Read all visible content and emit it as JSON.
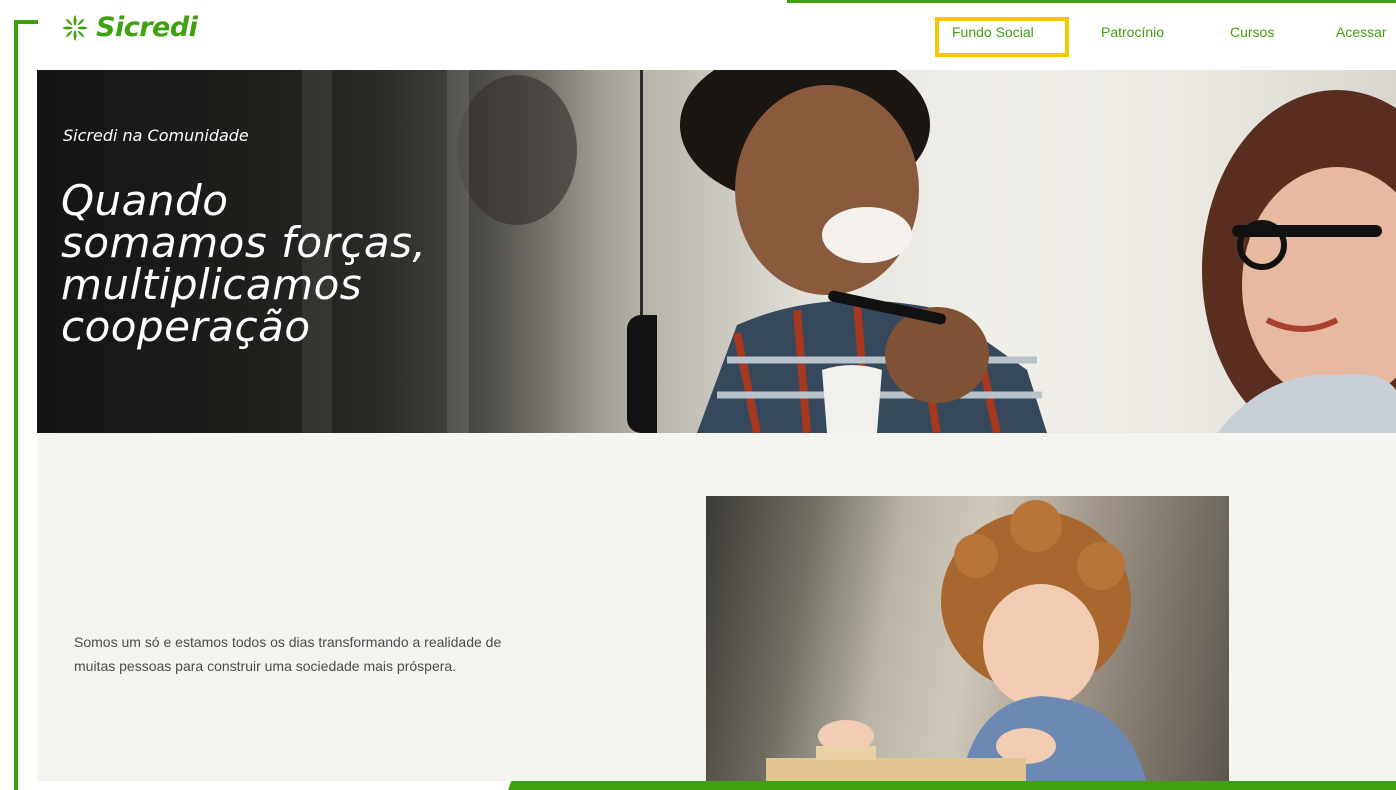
{
  "brand": {
    "name": "Sicredi",
    "color": "#3fa110"
  },
  "nav": {
    "items": [
      "Fundo Social",
      "Patrocínio",
      "Cursos",
      "Acessar"
    ],
    "highlighted": "Fundo Social",
    "highlight_color": "#f7c600"
  },
  "hero": {
    "eyebrow": "Sicredi na Comunidade",
    "title_lines": [
      "Quando",
      "somamos forças,",
      "multiplicamos",
      "cooperação"
    ]
  },
  "section": {
    "body": "Somos um só e estamos todos os dias transformando a realidade de muitas pessoas para construir uma sociedade mais próspera."
  },
  "icons": [
    "sicredi-logo-icon"
  ]
}
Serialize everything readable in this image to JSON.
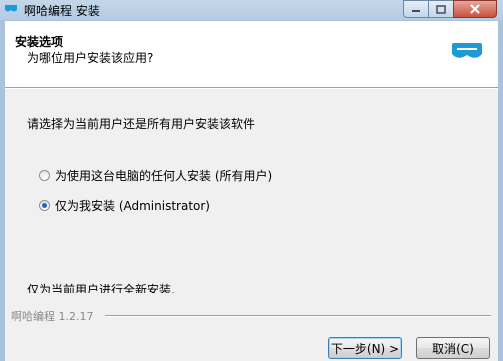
{
  "window": {
    "title": "啊哈编程 安装"
  },
  "header": {
    "title": "安装选项",
    "subtitle": "为哪位用户安装该应用?"
  },
  "content": {
    "instruction": "请选择为当前用户还是所有用户安装该软件",
    "options": [
      {
        "label": "为使用这台电脑的任何人安装 (所有用户)",
        "checked": false
      },
      {
        "label": "仅为我安装 (Administrator)",
        "checked": true
      }
    ],
    "note": "仅为当前用户进行全新安装."
  },
  "footer": {
    "version": "啊哈编程 1.2.17",
    "next_label": "下一步(N) >",
    "cancel_label": "取消(C)"
  },
  "colors": {
    "logo_blue": "#1e9bd7",
    "radio_dot": "#2a63b8"
  }
}
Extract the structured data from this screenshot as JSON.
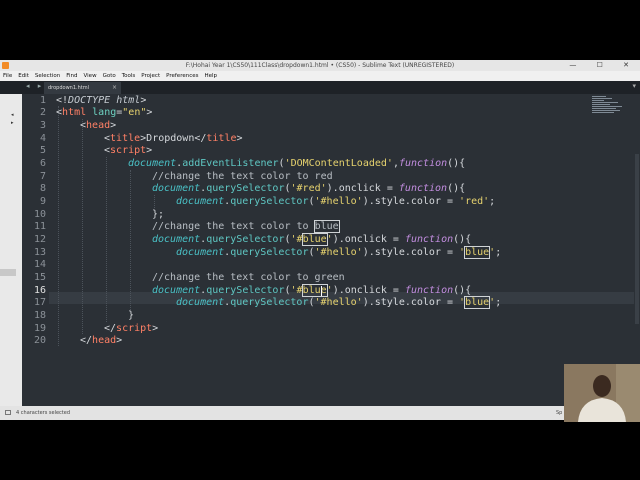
{
  "window": {
    "title": "F:\\Hohai Year 1\\CS50\\111Class\\dropdown1.html • (CS50) - Sublime Text (UNREGISTERED)",
    "controls": "—  ☐  ✕"
  },
  "menu": [
    "File",
    "Edit",
    "Selection",
    "Find",
    "View",
    "Goto",
    "Tools",
    "Project",
    "Preferences",
    "Help"
  ],
  "tabs": [
    {
      "label": "dropdown1.html",
      "close": "×"
    }
  ],
  "nav_arrows": "◂ ▸",
  "tab_dropdown": "▾",
  "gutter": {
    "lines": [
      "1",
      "2",
      "3",
      "4",
      "5",
      "6",
      "7",
      "8",
      "9",
      "10",
      "11",
      "12",
      "13",
      "14",
      "15",
      "16",
      "17",
      "18",
      "19",
      "20"
    ],
    "current_line": "16"
  },
  "code": {
    "l1": {
      "a": "<!",
      "b": "DOCTYPE",
      "c": " ",
      "d": "html",
      "e": ">"
    },
    "l2": {
      "a": "<",
      "b": "html",
      "c": " ",
      "d": "lang",
      "e": "=",
      "f": "\"en\"",
      "g": ">"
    },
    "l3": {
      "a": "<",
      "b": "head",
      "c": ">"
    },
    "l4": {
      "a": "<",
      "b": "title",
      "c": ">",
      "d": "Dropdown",
      "e": "</",
      "f": "title",
      "g": ">"
    },
    "l5": {
      "a": "<",
      "b": "script",
      "c": ">"
    },
    "l6": {
      "a": "document",
      "b": ".",
      "c": "addEventListener",
      "d": "(",
      "e": "'DOMContentLoaded'",
      "f": ",",
      "g": "function",
      "h": "(){"
    },
    "l7": {
      "a": "//change the text color to red"
    },
    "l8": {
      "a": "document",
      "b": ".",
      "c": "querySelector",
      "d": "(",
      "e": "'#red'",
      "f": ").",
      "g": "onclick",
      "h": " = ",
      "i": "function",
      "j": "(){"
    },
    "l9": {
      "a": "document",
      "b": ".",
      "c": "querySelector",
      "d": "(",
      "e": "'#hello'",
      "f": ").",
      "g": "style",
      "h": ".",
      "i": "color",
      "j": " = ",
      "k": "'red'",
      "l": ";"
    },
    "l10": {
      "a": "};"
    },
    "l11": {
      "a": "//change the text color to ",
      "b": "blue"
    },
    "l12": {
      "a": "document",
      "b": ".",
      "c": "querySelector",
      "d": "(",
      "e": "'#",
      "f": "blue",
      "g": "'",
      "h": ").",
      "i": "onclick",
      "j": " = ",
      "k": "function",
      "l": "(){"
    },
    "l13": {
      "a": "document",
      "b": ".",
      "c": "querySelector",
      "d": "(",
      "e": "'#hello'",
      "f": ").",
      "g": "style",
      "h": ".",
      "i": "color",
      "j": " = ",
      "k": "'",
      "l": "blue",
      "m": "'",
      "n": ";"
    },
    "l15": {
      "a": "//change the text color to green"
    },
    "l16": {
      "a": "document",
      "b": ".",
      "c": "querySelector",
      "d": "(",
      "e": "'#",
      "f": "blue",
      "g": "'",
      "h": ").",
      "i": "onclick",
      "j": " = ",
      "k": "function",
      "l": "(){"
    },
    "l17": {
      "a": "document",
      "b": ".",
      "c": "querySelector",
      "d": "(",
      "e": "'#hello'",
      "f": ").",
      "g": "style",
      "h": ".",
      "i": "color",
      "j": " = ",
      "k": "'",
      "l": "blue",
      "m": "'",
      "n": ";"
    },
    "l18": {
      "a": "}"
    },
    "l19": {
      "a": "</",
      "b": "script",
      "c": ">"
    },
    "l20": {
      "a": "</",
      "b": "head",
      "c": ">"
    }
  },
  "status": {
    "selection": "4 characters selected",
    "spaces": "Sp"
  },
  "colors": {
    "background": "#2b3036",
    "tag": "#ff8066",
    "string": "#e6d26e",
    "method": "#5fc7c3",
    "keyword": "#c38ee0"
  }
}
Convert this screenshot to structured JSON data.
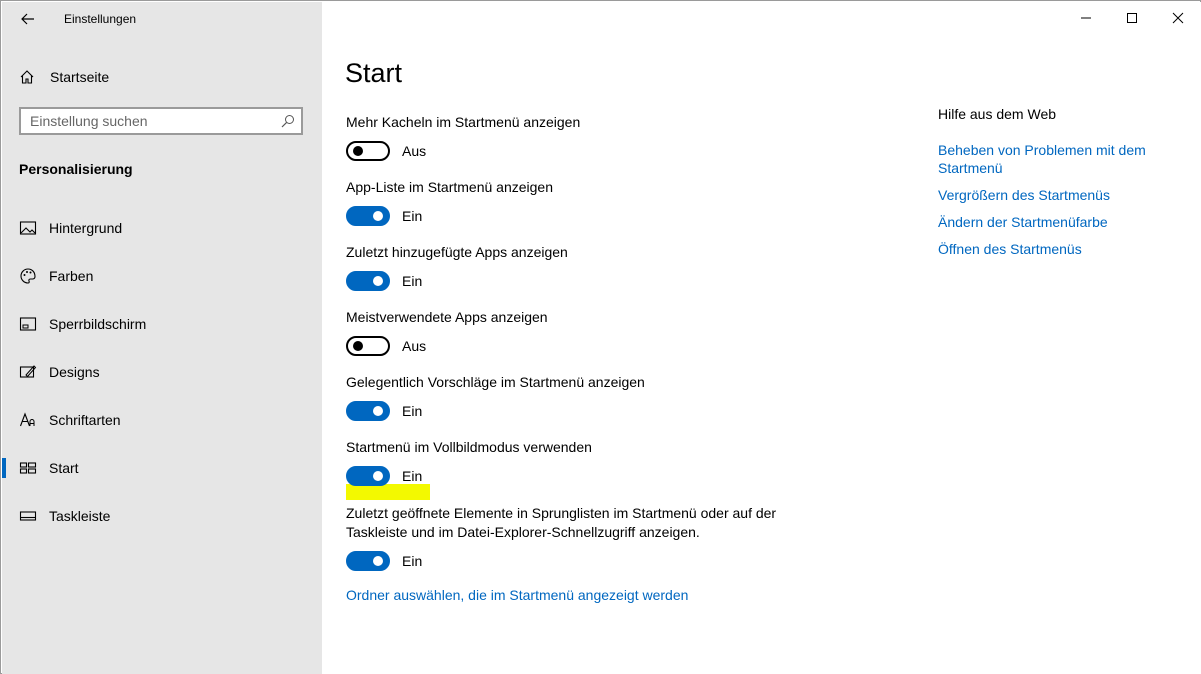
{
  "app": {
    "title": "Einstellungen"
  },
  "sidebar": {
    "home_label": "Startseite",
    "search_placeholder": "Einstellung suchen",
    "section_title": "Personalisierung",
    "items": [
      {
        "label": "Hintergrund",
        "icon": "image-icon"
      },
      {
        "label": "Farben",
        "icon": "palette-icon"
      },
      {
        "label": "Sperrbildschirm",
        "icon": "lock-screen-icon"
      },
      {
        "label": "Designs",
        "icon": "themes-icon"
      },
      {
        "label": "Schriftarten",
        "icon": "fonts-icon"
      },
      {
        "label": "Start",
        "icon": "start-icon",
        "active": true
      },
      {
        "label": "Taskleiste",
        "icon": "taskbar-icon"
      }
    ]
  },
  "main": {
    "title": "Start",
    "settings": [
      {
        "label": "Mehr Kacheln im Startmenü anzeigen",
        "state": "Aus",
        "on": false
      },
      {
        "label": "App-Liste im Startmenü anzeigen",
        "state": "Ein",
        "on": true
      },
      {
        "label": "Zuletzt hinzugefügte Apps anzeigen",
        "state": "Ein",
        "on": true
      },
      {
        "label": "Meistverwendete Apps anzeigen",
        "state": "Aus",
        "on": false
      },
      {
        "label": "Gelegentlich Vorschläge im Startmenü anzeigen",
        "state": "Ein",
        "on": true
      },
      {
        "label": "Startmenü im Vollbildmodus verwenden",
        "state": "Ein",
        "on": true
      },
      {
        "label": "Zuletzt geöffnete Elemente in Sprunglisten im Startmenü oder auf der Taskleiste und im Datei-Explorer-Schnellzugriff anzeigen.",
        "state": "Ein",
        "on": true
      }
    ],
    "folder_link": "Ordner auswählen, die im Startmenü angezeigt werden"
  },
  "help": {
    "title": "Hilfe aus dem Web",
    "links": [
      "Beheben von Problemen mit dem Startmenü",
      "Vergrößern des Startmenüs",
      "Ändern der Startmenüfarbe",
      "Öffnen des Startmenüs"
    ]
  },
  "colors": {
    "accent": "#0067c0",
    "sidebar_bg": "#e6e6e6",
    "highlight": "#f3f900"
  }
}
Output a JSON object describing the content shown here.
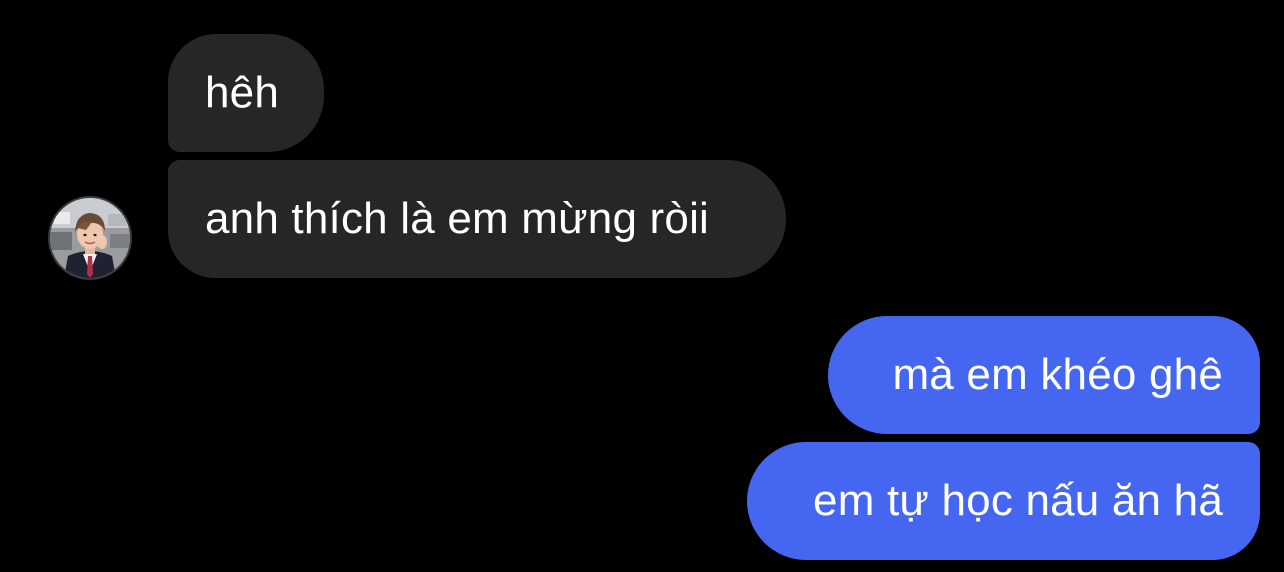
{
  "conversation": {
    "incoming": [
      {
        "text": "hêh"
      },
      {
        "text": "anh thích là em mừng ròii"
      }
    ],
    "outgoing": [
      {
        "text": "mà em khéo ghê"
      },
      {
        "text": "em tự học nấu ăn hã"
      }
    ],
    "avatar_icon": "profile-photo",
    "colors": {
      "background": "#000000",
      "incoming_bubble": "#262626",
      "outgoing_bubble": "#4566F0",
      "text": "#FFFFFF"
    }
  }
}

§ **Short task**:
Determine how many lines of the records above contain the word "this", and report only that number.

§ **Solved exercise**:
3